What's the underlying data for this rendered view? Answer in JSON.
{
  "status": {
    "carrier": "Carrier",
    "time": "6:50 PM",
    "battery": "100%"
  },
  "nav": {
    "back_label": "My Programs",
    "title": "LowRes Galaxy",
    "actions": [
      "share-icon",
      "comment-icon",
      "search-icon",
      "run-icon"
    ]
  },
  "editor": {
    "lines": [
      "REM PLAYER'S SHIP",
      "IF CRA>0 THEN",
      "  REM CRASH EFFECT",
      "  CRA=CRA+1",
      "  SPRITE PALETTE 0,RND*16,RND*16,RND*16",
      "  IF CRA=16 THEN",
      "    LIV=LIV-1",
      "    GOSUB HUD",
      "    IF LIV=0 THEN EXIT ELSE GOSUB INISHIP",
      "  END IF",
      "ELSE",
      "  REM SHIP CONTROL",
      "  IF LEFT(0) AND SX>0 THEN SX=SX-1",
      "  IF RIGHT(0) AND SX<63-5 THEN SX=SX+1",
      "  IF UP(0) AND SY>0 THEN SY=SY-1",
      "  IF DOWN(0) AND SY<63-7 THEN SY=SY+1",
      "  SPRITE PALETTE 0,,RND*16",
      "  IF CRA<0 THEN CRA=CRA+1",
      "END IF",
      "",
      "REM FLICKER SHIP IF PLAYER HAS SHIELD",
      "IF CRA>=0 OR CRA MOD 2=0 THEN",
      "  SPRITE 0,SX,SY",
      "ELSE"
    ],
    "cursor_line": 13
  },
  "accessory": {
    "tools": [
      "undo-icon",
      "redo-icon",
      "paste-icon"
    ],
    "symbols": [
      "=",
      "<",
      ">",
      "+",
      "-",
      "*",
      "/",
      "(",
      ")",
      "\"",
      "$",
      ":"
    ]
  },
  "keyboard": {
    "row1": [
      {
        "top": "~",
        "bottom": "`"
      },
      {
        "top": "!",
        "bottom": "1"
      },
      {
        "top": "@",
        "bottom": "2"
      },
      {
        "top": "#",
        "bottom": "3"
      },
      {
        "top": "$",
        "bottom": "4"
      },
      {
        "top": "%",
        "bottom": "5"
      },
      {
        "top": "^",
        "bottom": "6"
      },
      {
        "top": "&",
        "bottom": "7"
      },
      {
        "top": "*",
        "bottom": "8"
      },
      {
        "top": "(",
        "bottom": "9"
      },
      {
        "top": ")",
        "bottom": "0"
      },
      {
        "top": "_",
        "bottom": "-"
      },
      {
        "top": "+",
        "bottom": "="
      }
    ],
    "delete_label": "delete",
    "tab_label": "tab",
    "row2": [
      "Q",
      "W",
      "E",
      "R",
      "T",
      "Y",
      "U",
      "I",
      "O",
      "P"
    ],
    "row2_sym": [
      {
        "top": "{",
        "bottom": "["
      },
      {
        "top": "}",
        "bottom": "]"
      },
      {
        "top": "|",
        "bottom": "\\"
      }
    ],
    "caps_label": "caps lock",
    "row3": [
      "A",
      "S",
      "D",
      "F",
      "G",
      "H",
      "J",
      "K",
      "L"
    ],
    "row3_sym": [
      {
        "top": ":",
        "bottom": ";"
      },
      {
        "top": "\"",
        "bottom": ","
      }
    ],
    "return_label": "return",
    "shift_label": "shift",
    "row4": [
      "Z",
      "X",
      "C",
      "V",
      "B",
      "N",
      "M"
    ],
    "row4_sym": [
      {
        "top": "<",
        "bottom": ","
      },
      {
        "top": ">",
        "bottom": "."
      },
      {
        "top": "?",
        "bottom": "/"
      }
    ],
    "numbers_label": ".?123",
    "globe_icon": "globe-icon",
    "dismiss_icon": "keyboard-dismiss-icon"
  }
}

◇ ◇ ◇ ◇ ◇

- EXERCISE DIRECTIONS
Extract, from the material above, each line holding the word "keyboard".

- WRITTEN SOLUTION
  "keyboard": {
    "dismiss_icon": "keyboard-dismiss-icon"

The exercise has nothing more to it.